Copy each line below in which the word "Conta" occurs.

^^^^^^^^

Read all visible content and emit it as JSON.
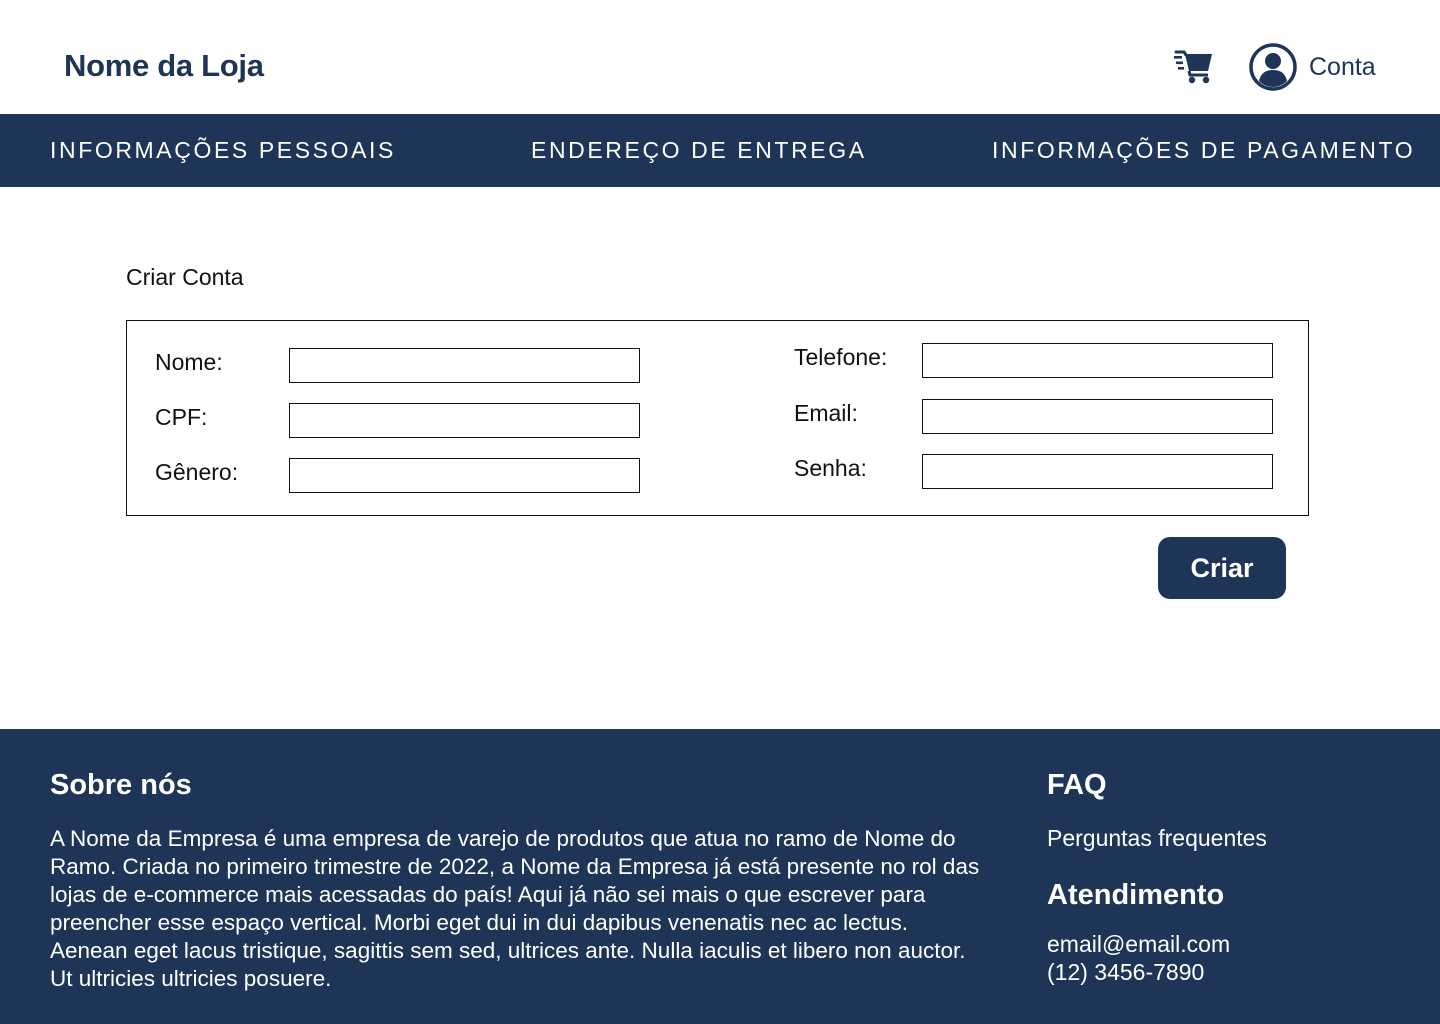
{
  "header": {
    "store_name": "Nome da Loja",
    "cart_icon": "shopping-cart-icon",
    "account_icon": "user-circle-icon",
    "account_label": "Conta"
  },
  "nav": {
    "tabs": [
      {
        "label": "INFORMAÇÕES PESSOAIS"
      },
      {
        "label": "ENDEREÇO DE ENTREGA"
      },
      {
        "label": "INFORMAÇÕES DE PAGAMENTO"
      }
    ]
  },
  "form": {
    "title": "Criar Conta",
    "left_fields": [
      {
        "label": "Nome:",
        "value": ""
      },
      {
        "label": "CPF:",
        "value": ""
      },
      {
        "label": "Gênero:",
        "value": ""
      }
    ],
    "right_fields": [
      {
        "label": "Telefone:",
        "value": ""
      },
      {
        "label": "Email:",
        "value": ""
      },
      {
        "label": "Senha:",
        "value": ""
      }
    ],
    "submit_label": "Criar"
  },
  "footer": {
    "about_title": "Sobre nós",
    "about_text": "A Nome da Empresa é uma empresa de varejo de produtos que atua no ramo de Nome do Ramo. Criada no primeiro trimestre de 2022, a Nome da Empresa já está presente no rol das  lojas de e-commerce mais acessadas do país! Aqui já não sei mais o que escrever para preencher esse espaço vertical. Morbi eget dui in dui dapibus venenatis nec ac lectus. Aenean eget lacus tristique, sagittis sem sed, ultrices ante. Nulla iaculis et libero non auctor. Ut ultricies ultricies posuere.",
    "faq_title": "FAQ",
    "faq_link": "Perguntas frequentes",
    "support_title": "Atendimento",
    "support_email": "email@email.com",
    "support_phone": "(12) 3456-7890"
  },
  "colors": {
    "brand_navy": "#1e3557",
    "white": "#ffffff"
  }
}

^^^^^^^^

● **Task response**
    "account_label": "Conta"
    "title": "Criar Conta",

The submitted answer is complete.